## OBJECTIVE
Quote the records in full and leave their pictures out.

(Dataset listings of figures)
++++++++
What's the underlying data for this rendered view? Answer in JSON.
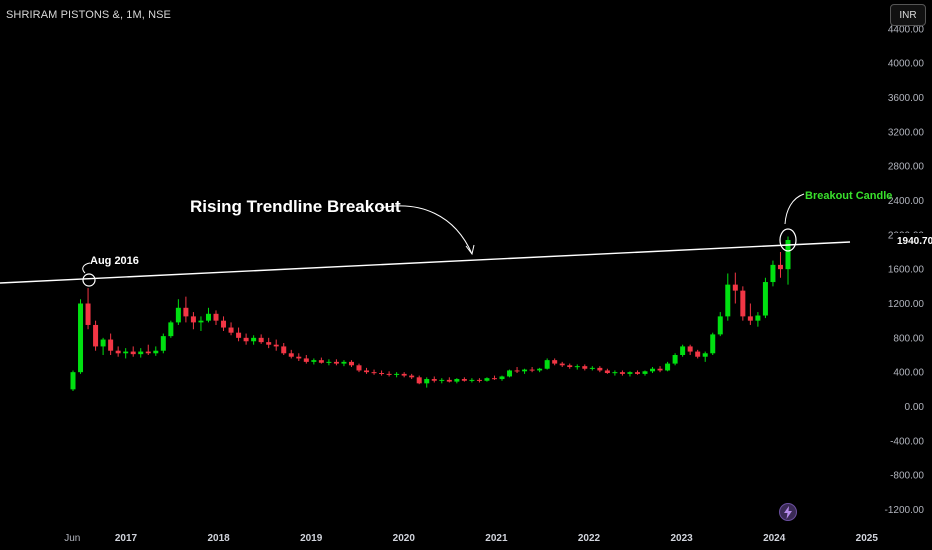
{
  "header": {
    "title": "SHRIRAM PISTONS &, 1M, NSE"
  },
  "currency_button": {
    "label": "INR"
  },
  "chart_data": {
    "type": "candlestick",
    "y_ticks": [
      "-1200.00",
      "-800.00",
      "-400.00",
      "0.00",
      "400.00",
      "800.00",
      "1200.00",
      "1600.00",
      "2000.00",
      "2400.00",
      "2800.00",
      "3200.00",
      "3600.00",
      "4000.00",
      "4400.00"
    ],
    "y_values": [
      -1200,
      -800,
      -400,
      0,
      400,
      800,
      1200,
      1600,
      2000,
      2400,
      2800,
      3200,
      3600,
      4000,
      4400
    ],
    "x_ticks": [
      {
        "label": "Jun",
        "year": 2016.42
      },
      {
        "label": "2017",
        "year": 2017
      },
      {
        "label": "2018",
        "year": 2018
      },
      {
        "label": "2019",
        "year": 2019
      },
      {
        "label": "2020",
        "year": 2020
      },
      {
        "label": "2021",
        "year": 2021
      },
      {
        "label": "2022",
        "year": 2022
      },
      {
        "label": "2023",
        "year": 2023
      },
      {
        "label": "2024",
        "year": 2024
      },
      {
        "label": "2025",
        "year": 2025
      }
    ],
    "last_price": "1940.70",
    "candles_ohlc": [
      [
        200,
        420,
        180,
        400
      ],
      [
        400,
        1250,
        380,
        1200
      ],
      [
        1200,
        1380,
        900,
        950
      ],
      [
        950,
        1000,
        650,
        700
      ],
      [
        700,
        800,
        600,
        780
      ],
      [
        780,
        850,
        600,
        650
      ],
      [
        650,
        700,
        580,
        620
      ],
      [
        620,
        680,
        560,
        640
      ],
      [
        640,
        700,
        580,
        610
      ],
      [
        610,
        680,
        570,
        640
      ],
      [
        640,
        720,
        600,
        620
      ],
      [
        620,
        700,
        590,
        650
      ],
      [
        650,
        850,
        620,
        820
      ],
      [
        820,
        1000,
        800,
        980
      ],
      [
        980,
        1250,
        950,
        1150
      ],
      [
        1150,
        1280,
        980,
        1050
      ],
      [
        1050,
        1100,
        900,
        980
      ],
      [
        980,
        1050,
        880,
        1000
      ],
      [
        1000,
        1150,
        980,
        1080
      ],
      [
        1080,
        1120,
        950,
        1000
      ],
      [
        1000,
        1050,
        880,
        920
      ],
      [
        920,
        980,
        830,
        860
      ],
      [
        860,
        920,
        760,
        800
      ],
      [
        800,
        850,
        720,
        760
      ],
      [
        760,
        830,
        720,
        800
      ],
      [
        800,
        840,
        730,
        750
      ],
      [
        750,
        800,
        680,
        720
      ],
      [
        720,
        780,
        650,
        700
      ],
      [
        700,
        740,
        600,
        620
      ],
      [
        620,
        660,
        560,
        580
      ],
      [
        580,
        620,
        530,
        560
      ],
      [
        560,
        600,
        500,
        520
      ],
      [
        520,
        560,
        490,
        540
      ],
      [
        540,
        570,
        500,
        510
      ],
      [
        510,
        550,
        480,
        520
      ],
      [
        520,
        550,
        480,
        500
      ],
      [
        500,
        540,
        470,
        520
      ],
      [
        520,
        540,
        460,
        480
      ],
      [
        480,
        500,
        400,
        420
      ],
      [
        420,
        450,
        380,
        400
      ],
      [
        400,
        430,
        370,
        390
      ],
      [
        390,
        420,
        360,
        380
      ],
      [
        380,
        410,
        350,
        370
      ],
      [
        370,
        400,
        340,
        380
      ],
      [
        380,
        400,
        340,
        360
      ],
      [
        360,
        380,
        320,
        340
      ],
      [
        340,
        360,
        260,
        270
      ],
      [
        270,
        340,
        220,
        320
      ],
      [
        320,
        350,
        280,
        300
      ],
      [
        300,
        330,
        270,
        310
      ],
      [
        310,
        340,
        280,
        290
      ],
      [
        290,
        330,
        270,
        320
      ],
      [
        320,
        340,
        290,
        300
      ],
      [
        300,
        330,
        280,
        310
      ],
      [
        310,
        330,
        280,
        300
      ],
      [
        300,
        340,
        290,
        330
      ],
      [
        330,
        360,
        310,
        320
      ],
      [
        320,
        360,
        300,
        350
      ],
      [
        350,
        430,
        340,
        420
      ],
      [
        420,
        460,
        390,
        410
      ],
      [
        410,
        440,
        380,
        430
      ],
      [
        430,
        460,
        400,
        420
      ],
      [
        420,
        450,
        400,
        440
      ],
      [
        440,
        560,
        430,
        540
      ],
      [
        540,
        560,
        480,
        500
      ],
      [
        500,
        520,
        460,
        480
      ],
      [
        480,
        500,
        440,
        460
      ],
      [
        460,
        490,
        430,
        470
      ],
      [
        470,
        490,
        420,
        440
      ],
      [
        440,
        470,
        420,
        450
      ],
      [
        450,
        470,
        400,
        420
      ],
      [
        420,
        440,
        380,
        390
      ],
      [
        390,
        420,
        360,
        400
      ],
      [
        400,
        420,
        360,
        380
      ],
      [
        380,
        410,
        350,
        400
      ],
      [
        400,
        420,
        370,
        380
      ],
      [
        380,
        420,
        360,
        410
      ],
      [
        410,
        460,
        390,
        440
      ],
      [
        440,
        470,
        400,
        420
      ],
      [
        420,
        520,
        410,
        500
      ],
      [
        500,
        620,
        480,
        600
      ],
      [
        600,
        720,
        580,
        700
      ],
      [
        700,
        720,
        600,
        640
      ],
      [
        640,
        660,
        560,
        580
      ],
      [
        580,
        640,
        520,
        620
      ],
      [
        620,
        860,
        600,
        840
      ],
      [
        840,
        1100,
        820,
        1050
      ],
      [
        1050,
        1550,
        1000,
        1420
      ],
      [
        1420,
        1560,
        1200,
        1350
      ],
      [
        1350,
        1400,
        1000,
        1050
      ],
      [
        1050,
        1200,
        950,
        1000
      ],
      [
        1000,
        1100,
        930,
        1060
      ],
      [
        1060,
        1500,
        1030,
        1450
      ],
      [
        1450,
        1700,
        1400,
        1650
      ],
      [
        1650,
        1800,
        1500,
        1600
      ],
      [
        1600,
        1980,
        1420,
        1940
      ]
    ]
  },
  "annotations": {
    "trendline_label": "Rising Trendline Breakout",
    "aug_label": "Aug 2016",
    "breakout_label": "Breakout Candle"
  },
  "colors": {
    "up": "#00e011",
    "down": "#f23645",
    "trendline": "#ffffff",
    "breakout_text": "#39e02c"
  }
}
++++++++
## OUTPUT
What's the underlying data for this rendered view? Answer in JSON.
{
  "header": {
    "title": "SHRIRAM PISTONS &, 1M, NSE"
  },
  "currency_button": {
    "label": "INR"
  },
  "chart_data": {
    "type": "candlestick",
    "y_ticks": [
      "-1200.00",
      "-800.00",
      "-400.00",
      "0.00",
      "400.00",
      "800.00",
      "1200.00",
      "1600.00",
      "2000.00",
      "2400.00",
      "2800.00",
      "3200.00",
      "3600.00",
      "4000.00",
      "4400.00"
    ],
    "y_values": [
      -1200,
      -800,
      -400,
      0,
      400,
      800,
      1200,
      1600,
      2000,
      2400,
      2800,
      3200,
      3600,
      4000,
      4400
    ],
    "x_ticks": [
      {
        "label": "Jun",
        "year": 2016.42
      },
      {
        "label": "2017",
        "year": 2017
      },
      {
        "label": "2018",
        "year": 2018
      },
      {
        "label": "2019",
        "year": 2019
      },
      {
        "label": "2020",
        "year": 2020
      },
      {
        "label": "2021",
        "year": 2021
      },
      {
        "label": "2022",
        "year": 2022
      },
      {
        "label": "2023",
        "year": 2023
      },
      {
        "label": "2024",
        "year": 2024
      },
      {
        "label": "2025",
        "year": 2025
      }
    ],
    "last_price": "1940.70",
    "candles_ohlc": [
      [
        200,
        420,
        180,
        400
      ],
      [
        400,
        1250,
        380,
        1200
      ],
      [
        1200,
        1380,
        900,
        950
      ],
      [
        950,
        1000,
        650,
        700
      ],
      [
        700,
        800,
        600,
        780
      ],
      [
        780,
        850,
        600,
        650
      ],
      [
        650,
        700,
        580,
        620
      ],
      [
        620,
        680,
        560,
        640
      ],
      [
        640,
        700,
        580,
        610
      ],
      [
        610,
        680,
        570,
        640
      ],
      [
        640,
        720,
        600,
        620
      ],
      [
        620,
        700,
        590,
        650
      ],
      [
        650,
        850,
        620,
        820
      ],
      [
        820,
        1000,
        800,
        980
      ],
      [
        980,
        1250,
        950,
        1150
      ],
      [
        1150,
        1280,
        980,
        1050
      ],
      [
        1050,
        1100,
        900,
        980
      ],
      [
        980,
        1050,
        880,
        1000
      ],
      [
        1000,
        1150,
        980,
        1080
      ],
      [
        1080,
        1120,
        950,
        1000
      ],
      [
        1000,
        1050,
        880,
        920
      ],
      [
        920,
        980,
        830,
        860
      ],
      [
        860,
        920,
        760,
        800
      ],
      [
        800,
        850,
        720,
        760
      ],
      [
        760,
        830,
        720,
        800
      ],
      [
        800,
        840,
        730,
        750
      ],
      [
        750,
        800,
        680,
        720
      ],
      [
        720,
        780,
        650,
        700
      ],
      [
        700,
        740,
        600,
        620
      ],
      [
        620,
        660,
        560,
        580
      ],
      [
        580,
        620,
        530,
        560
      ],
      [
        560,
        600,
        500,
        520
      ],
      [
        520,
        560,
        490,
        540
      ],
      [
        540,
        570,
        500,
        510
      ],
      [
        510,
        550,
        480,
        520
      ],
      [
        520,
        550,
        480,
        500
      ],
      [
        500,
        540,
        470,
        520
      ],
      [
        520,
        540,
        460,
        480
      ],
      [
        480,
        500,
        400,
        420
      ],
      [
        420,
        450,
        380,
        400
      ],
      [
        400,
        430,
        370,
        390
      ],
      [
        390,
        420,
        360,
        380
      ],
      [
        380,
        410,
        350,
        370
      ],
      [
        370,
        400,
        340,
        380
      ],
      [
        380,
        400,
        340,
        360
      ],
      [
        360,
        380,
        320,
        340
      ],
      [
        340,
        360,
        260,
        270
      ],
      [
        270,
        340,
        220,
        320
      ],
      [
        320,
        350,
        280,
        300
      ],
      [
        300,
        330,
        270,
        310
      ],
      [
        310,
        340,
        280,
        290
      ],
      [
        290,
        330,
        270,
        320
      ],
      [
        320,
        340,
        290,
        300
      ],
      [
        300,
        330,
        280,
        310
      ],
      [
        310,
        330,
        280,
        300
      ],
      [
        300,
        340,
        290,
        330
      ],
      [
        330,
        360,
        310,
        320
      ],
      [
        320,
        360,
        300,
        350
      ],
      [
        350,
        430,
        340,
        420
      ],
      [
        420,
        460,
        390,
        410
      ],
      [
        410,
        440,
        380,
        430
      ],
      [
        430,
        460,
        400,
        420
      ],
      [
        420,
        450,
        400,
        440
      ],
      [
        440,
        560,
        430,
        540
      ],
      [
        540,
        560,
        480,
        500
      ],
      [
        500,
        520,
        460,
        480
      ],
      [
        480,
        500,
        440,
        460
      ],
      [
        460,
        490,
        430,
        470
      ],
      [
        470,
        490,
        420,
        440
      ],
      [
        440,
        470,
        420,
        450
      ],
      [
        450,
        470,
        400,
        420
      ],
      [
        420,
        440,
        380,
        390
      ],
      [
        390,
        420,
        360,
        400
      ],
      [
        400,
        420,
        360,
        380
      ],
      [
        380,
        410,
        350,
        400
      ],
      [
        400,
        420,
        370,
        380
      ],
      [
        380,
        420,
        360,
        410
      ],
      [
        410,
        460,
        390,
        440
      ],
      [
        440,
        470,
        400,
        420
      ],
      [
        420,
        520,
        410,
        500
      ],
      [
        500,
        620,
        480,
        600
      ],
      [
        600,
        720,
        580,
        700
      ],
      [
        700,
        720,
        600,
        640
      ],
      [
        640,
        660,
        560,
        580
      ],
      [
        580,
        640,
        520,
        620
      ],
      [
        620,
        860,
        600,
        840
      ],
      [
        840,
        1100,
        820,
        1050
      ],
      [
        1050,
        1550,
        1000,
        1420
      ],
      [
        1420,
        1560,
        1200,
        1350
      ],
      [
        1350,
        1400,
        1000,
        1050
      ],
      [
        1050,
        1200,
        950,
        1000
      ],
      [
        1000,
        1100,
        930,
        1060
      ],
      [
        1060,
        1500,
        1030,
        1450
      ],
      [
        1450,
        1700,
        1400,
        1650
      ],
      [
        1650,
        1800,
        1500,
        1600
      ],
      [
        1600,
        1980,
        1420,
        1940
      ]
    ]
  },
  "annotations": {
    "trendline_label": "Rising Trendline Breakout",
    "aug_label": "Aug 2016",
    "breakout_label": "Breakout Candle"
  },
  "colors": {
    "up": "#00e011",
    "down": "#f23645",
    "trendline": "#ffffff",
    "breakout_text": "#39e02c"
  }
}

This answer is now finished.